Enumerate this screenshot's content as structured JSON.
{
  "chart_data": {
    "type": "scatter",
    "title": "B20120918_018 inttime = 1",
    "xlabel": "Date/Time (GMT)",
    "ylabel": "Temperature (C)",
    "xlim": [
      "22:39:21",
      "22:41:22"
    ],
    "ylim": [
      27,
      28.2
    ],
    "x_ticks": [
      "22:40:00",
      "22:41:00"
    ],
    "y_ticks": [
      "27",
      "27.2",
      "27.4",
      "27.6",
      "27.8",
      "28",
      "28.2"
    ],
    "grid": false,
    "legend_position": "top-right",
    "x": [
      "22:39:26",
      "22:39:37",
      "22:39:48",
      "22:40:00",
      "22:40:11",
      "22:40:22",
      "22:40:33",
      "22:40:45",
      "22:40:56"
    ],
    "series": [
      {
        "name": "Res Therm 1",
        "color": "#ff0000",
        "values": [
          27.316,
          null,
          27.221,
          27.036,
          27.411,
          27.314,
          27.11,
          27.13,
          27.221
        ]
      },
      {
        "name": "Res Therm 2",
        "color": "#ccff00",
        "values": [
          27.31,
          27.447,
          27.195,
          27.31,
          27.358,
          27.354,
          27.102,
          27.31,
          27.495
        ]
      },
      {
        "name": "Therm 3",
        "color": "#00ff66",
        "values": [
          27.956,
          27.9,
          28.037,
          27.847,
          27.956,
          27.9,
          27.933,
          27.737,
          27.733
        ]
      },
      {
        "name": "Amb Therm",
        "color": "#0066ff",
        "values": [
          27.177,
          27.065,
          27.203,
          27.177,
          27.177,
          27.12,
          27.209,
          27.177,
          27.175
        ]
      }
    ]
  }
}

_EXERCISE DETAILS:_
Copy each line above containing the string "Therm".

_RESULT OF THE EXERCISE:_
        "name": "Res Therm 1",
        "name": "Res Therm 2",
        "name": "Therm 3",
        "name": "Amb Therm",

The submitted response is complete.